Answer with one number: the count of lines in this material that hold the word "name".

Stored data entries>
◇ ◇ ◇

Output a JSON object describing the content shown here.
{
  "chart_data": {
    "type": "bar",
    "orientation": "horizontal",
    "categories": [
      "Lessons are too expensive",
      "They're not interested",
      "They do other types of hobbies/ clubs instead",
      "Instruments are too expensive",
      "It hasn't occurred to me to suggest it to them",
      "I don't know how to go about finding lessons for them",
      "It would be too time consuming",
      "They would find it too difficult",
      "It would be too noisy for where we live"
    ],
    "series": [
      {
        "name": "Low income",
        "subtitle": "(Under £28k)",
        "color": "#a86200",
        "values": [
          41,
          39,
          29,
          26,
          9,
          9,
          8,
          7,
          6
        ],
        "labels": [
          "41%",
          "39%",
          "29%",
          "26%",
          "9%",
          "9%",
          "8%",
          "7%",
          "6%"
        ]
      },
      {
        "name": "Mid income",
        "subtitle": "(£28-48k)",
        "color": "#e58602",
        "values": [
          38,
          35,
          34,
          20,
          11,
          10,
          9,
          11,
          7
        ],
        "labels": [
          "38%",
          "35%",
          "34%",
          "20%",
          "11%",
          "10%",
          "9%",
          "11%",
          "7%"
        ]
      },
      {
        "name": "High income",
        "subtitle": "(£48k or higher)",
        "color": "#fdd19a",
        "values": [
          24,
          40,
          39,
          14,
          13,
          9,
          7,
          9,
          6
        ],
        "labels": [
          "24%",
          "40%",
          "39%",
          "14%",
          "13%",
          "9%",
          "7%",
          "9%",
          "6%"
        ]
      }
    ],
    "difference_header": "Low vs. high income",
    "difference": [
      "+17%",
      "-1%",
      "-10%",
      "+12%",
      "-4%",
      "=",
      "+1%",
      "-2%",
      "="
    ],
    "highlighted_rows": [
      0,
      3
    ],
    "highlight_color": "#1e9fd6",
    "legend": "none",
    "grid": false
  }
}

◇ ◇ ◇

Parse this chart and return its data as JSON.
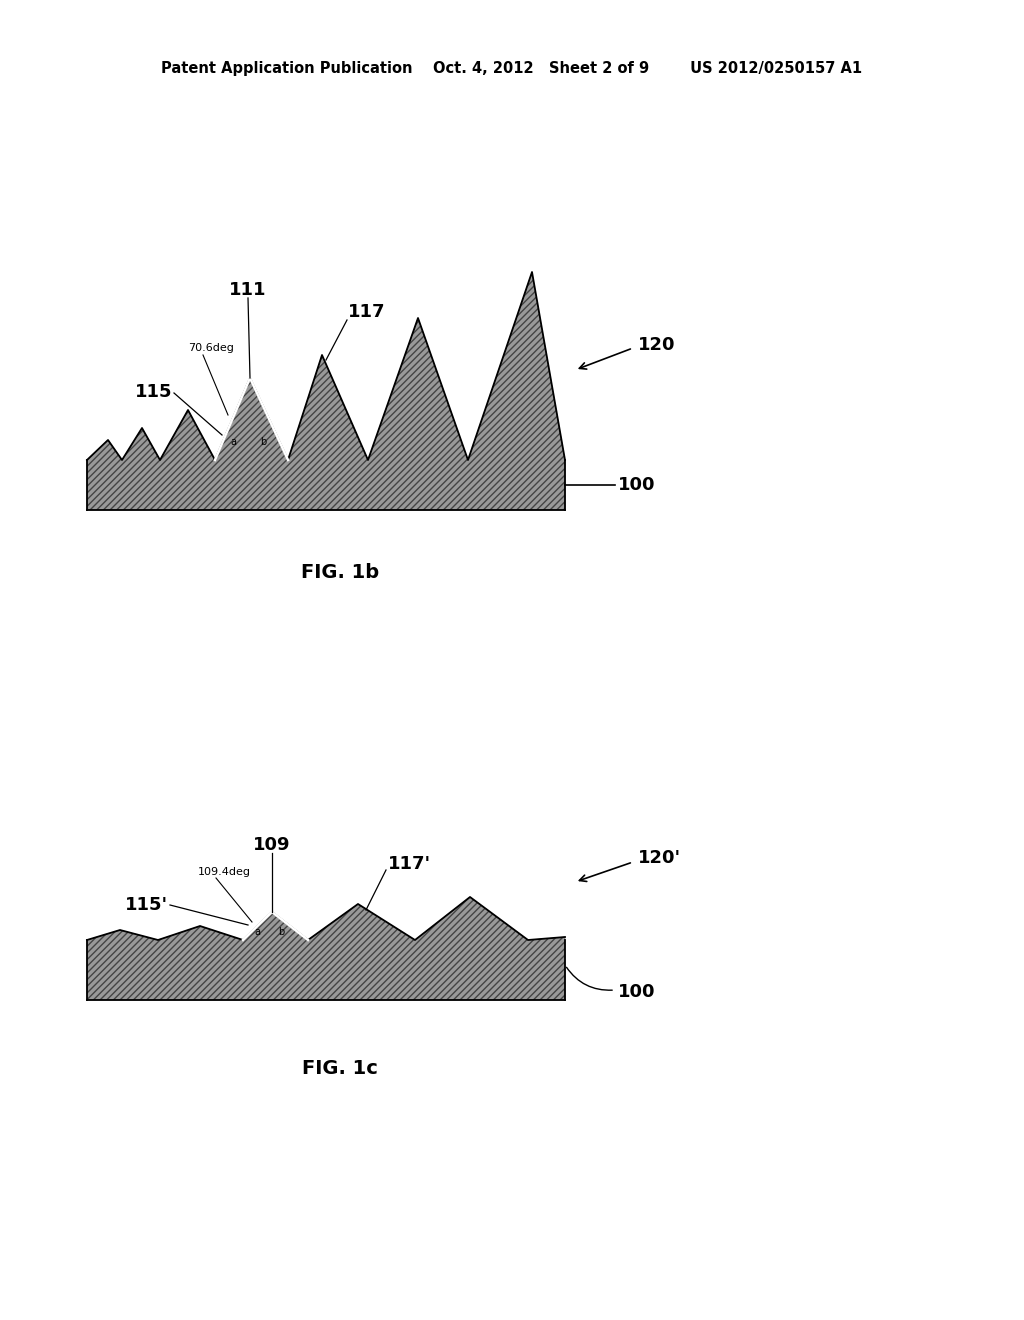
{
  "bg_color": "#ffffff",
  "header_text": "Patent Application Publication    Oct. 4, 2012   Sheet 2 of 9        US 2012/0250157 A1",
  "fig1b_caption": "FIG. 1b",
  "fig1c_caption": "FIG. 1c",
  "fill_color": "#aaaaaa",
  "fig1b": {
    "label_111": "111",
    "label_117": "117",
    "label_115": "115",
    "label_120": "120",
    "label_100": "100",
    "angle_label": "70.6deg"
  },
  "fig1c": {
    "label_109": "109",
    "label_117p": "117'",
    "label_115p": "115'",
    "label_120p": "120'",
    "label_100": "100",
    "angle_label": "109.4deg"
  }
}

◇ ◇ ◇

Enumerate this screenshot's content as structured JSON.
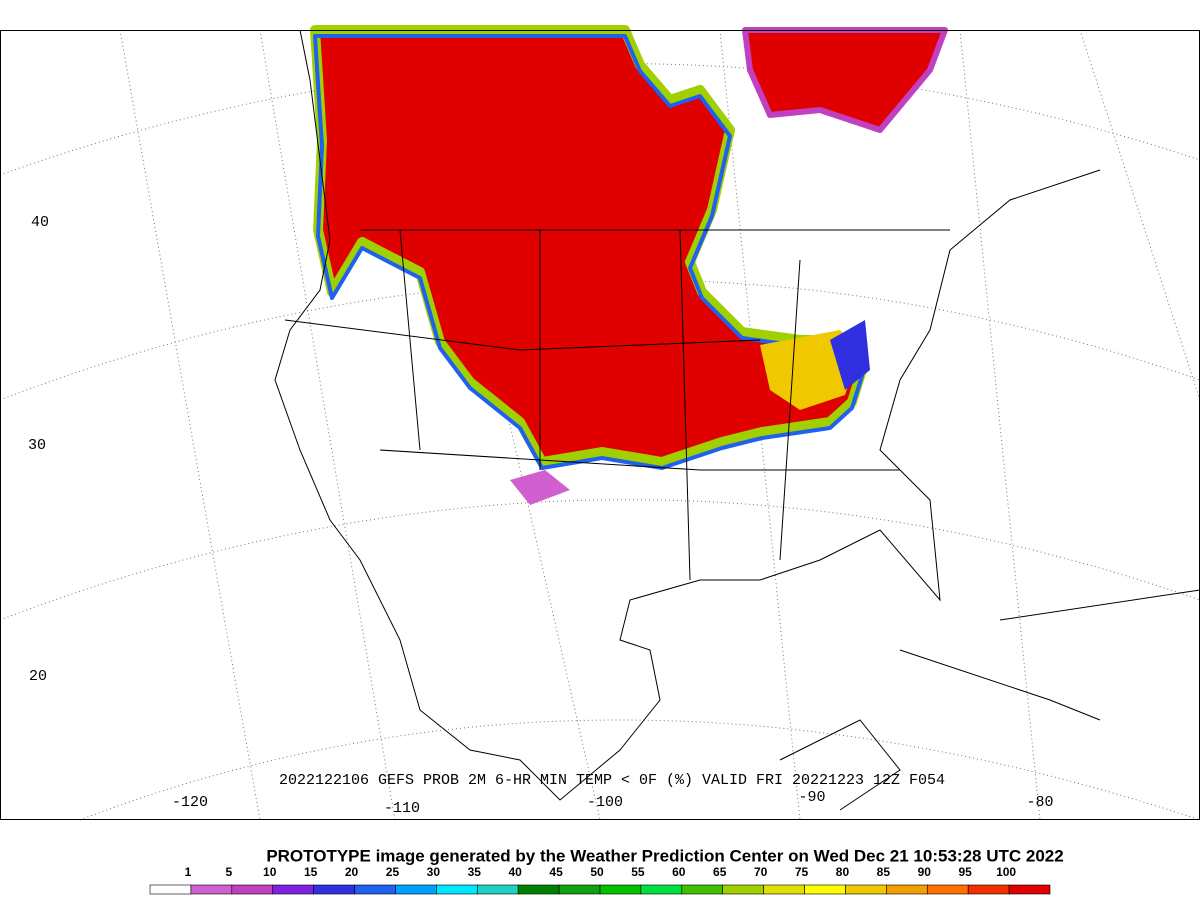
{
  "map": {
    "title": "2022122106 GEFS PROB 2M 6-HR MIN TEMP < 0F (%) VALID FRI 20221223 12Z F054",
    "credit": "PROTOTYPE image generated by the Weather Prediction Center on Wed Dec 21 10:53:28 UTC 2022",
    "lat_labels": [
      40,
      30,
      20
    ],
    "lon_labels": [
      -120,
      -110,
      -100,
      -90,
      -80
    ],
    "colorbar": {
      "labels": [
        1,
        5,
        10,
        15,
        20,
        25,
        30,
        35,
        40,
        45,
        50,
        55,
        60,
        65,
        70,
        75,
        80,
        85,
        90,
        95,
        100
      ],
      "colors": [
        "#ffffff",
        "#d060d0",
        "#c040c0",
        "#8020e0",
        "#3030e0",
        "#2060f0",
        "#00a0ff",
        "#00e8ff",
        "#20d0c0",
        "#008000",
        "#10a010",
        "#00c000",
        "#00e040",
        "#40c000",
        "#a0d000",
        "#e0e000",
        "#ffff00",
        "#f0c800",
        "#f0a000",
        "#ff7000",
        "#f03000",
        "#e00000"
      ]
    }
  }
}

◇ ◇ ◇

SOLUTION BELOW> 3